[START]

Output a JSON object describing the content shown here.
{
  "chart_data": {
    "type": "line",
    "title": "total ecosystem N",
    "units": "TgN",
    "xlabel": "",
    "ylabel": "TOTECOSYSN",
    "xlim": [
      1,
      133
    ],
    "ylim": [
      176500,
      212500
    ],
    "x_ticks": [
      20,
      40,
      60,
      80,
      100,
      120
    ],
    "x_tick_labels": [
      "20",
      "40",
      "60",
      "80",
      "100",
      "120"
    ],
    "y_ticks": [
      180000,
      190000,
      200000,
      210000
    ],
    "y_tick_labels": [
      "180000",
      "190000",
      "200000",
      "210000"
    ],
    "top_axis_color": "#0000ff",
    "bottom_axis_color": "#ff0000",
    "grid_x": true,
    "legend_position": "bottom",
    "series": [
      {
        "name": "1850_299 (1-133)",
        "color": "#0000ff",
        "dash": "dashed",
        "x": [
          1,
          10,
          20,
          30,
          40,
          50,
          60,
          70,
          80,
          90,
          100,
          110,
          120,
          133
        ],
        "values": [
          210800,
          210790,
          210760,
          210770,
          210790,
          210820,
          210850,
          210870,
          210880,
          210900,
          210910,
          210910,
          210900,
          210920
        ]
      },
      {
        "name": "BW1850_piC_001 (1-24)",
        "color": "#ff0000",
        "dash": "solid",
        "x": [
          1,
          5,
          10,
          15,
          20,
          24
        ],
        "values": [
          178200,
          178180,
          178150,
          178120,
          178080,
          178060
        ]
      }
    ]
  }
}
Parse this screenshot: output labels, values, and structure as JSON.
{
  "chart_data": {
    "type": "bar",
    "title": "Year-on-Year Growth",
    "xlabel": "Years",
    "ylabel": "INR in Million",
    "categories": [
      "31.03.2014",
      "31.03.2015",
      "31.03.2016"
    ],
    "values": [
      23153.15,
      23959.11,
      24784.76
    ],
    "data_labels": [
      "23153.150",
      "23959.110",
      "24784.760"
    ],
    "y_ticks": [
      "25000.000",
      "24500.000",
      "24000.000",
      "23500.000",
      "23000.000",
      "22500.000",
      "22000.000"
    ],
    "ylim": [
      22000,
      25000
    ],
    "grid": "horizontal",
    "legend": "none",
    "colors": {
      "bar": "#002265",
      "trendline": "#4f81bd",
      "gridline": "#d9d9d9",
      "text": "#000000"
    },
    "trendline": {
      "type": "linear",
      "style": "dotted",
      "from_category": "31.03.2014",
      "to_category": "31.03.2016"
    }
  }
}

[END]

- _Given exercise_
Each record above should be restated word for word.

- _Complete output_
Output a JSON object describing the content shown here.
{
  "chart_data": {
    "type": "line",
    "title": "total ecosystem N",
    "units": "TgN",
    "xlabel": "",
    "ylabel": "TOTECOSYSN",
    "xlim": [
      1,
      133
    ],
    "ylim": [
      176500,
      212500
    ],
    "x_ticks": [
      20,
      40,
      60,
      80,
      100,
      120
    ],
    "x_tick_labels": [
      "20",
      "40",
      "60",
      "80",
      "100",
      "120"
    ],
    "y_ticks": [
      180000,
      190000,
      200000,
      210000
    ],
    "y_tick_labels": [
      "180000",
      "190000",
      "200000",
      "210000"
    ],
    "top_axis_color": "#0000ff",
    "bottom_axis_color": "#ff0000",
    "grid_x": true,
    "legend_position": "bottom",
    "series": [
      {
        "name": "1850_299 (1-133)",
        "color": "#0000ff",
        "dash": "dashed",
        "x": [
          1,
          10,
          20,
          30,
          40,
          50,
          60,
          70,
          80,
          90,
          100,
          110,
          120,
          133
        ],
        "values": [
          210800,
          210790,
          210760,
          210770,
          210790,
          210820,
          210850,
          210870,
          210880,
          210900,
          210910,
          210910,
          210900,
          210920
        ]
      },
      {
        "name": "BW1850_piC_001 (1-24)",
        "color": "#ff0000",
        "dash": "solid",
        "x": [
          1,
          5,
          10,
          15,
          20,
          24
        ],
        "values": [
          178200,
          178180,
          178150,
          178120,
          178080,
          178060
        ]
      }
    ]
  }
}
Parse this screenshot: output labels, values, and structure as JSON.
{
  "chart_data": {
    "type": "bar",
    "title": "Year-on-Year Growth",
    "xlabel": "Years",
    "ylabel": "INR in Million",
    "categories": [
      "31.03.2014",
      "31.03.2015",
      "31.03.2016"
    ],
    "values": [
      23153.15,
      23959.11,
      24784.76
    ],
    "data_labels": [
      "23153.150",
      "23959.110",
      "24784.760"
    ],
    "y_ticks": [
      "25000.000",
      "24500.000",
      "24000.000",
      "23500.000",
      "23000.000",
      "22500.000",
      "22000.000"
    ],
    "ylim": [
      22000,
      25000
    ],
    "grid": "horizontal",
    "legend": "none",
    "colors": {
      "bar": "#002265",
      "trendline": "#4f81bd",
      "gridline": "#d9d9d9",
      "text": "#000000"
    },
    "trendline": {
      "type": "linear",
      "style": "dotted",
      "from_category": "31.03.2014",
      "to_category": "31.03.2016"
    }
  }
}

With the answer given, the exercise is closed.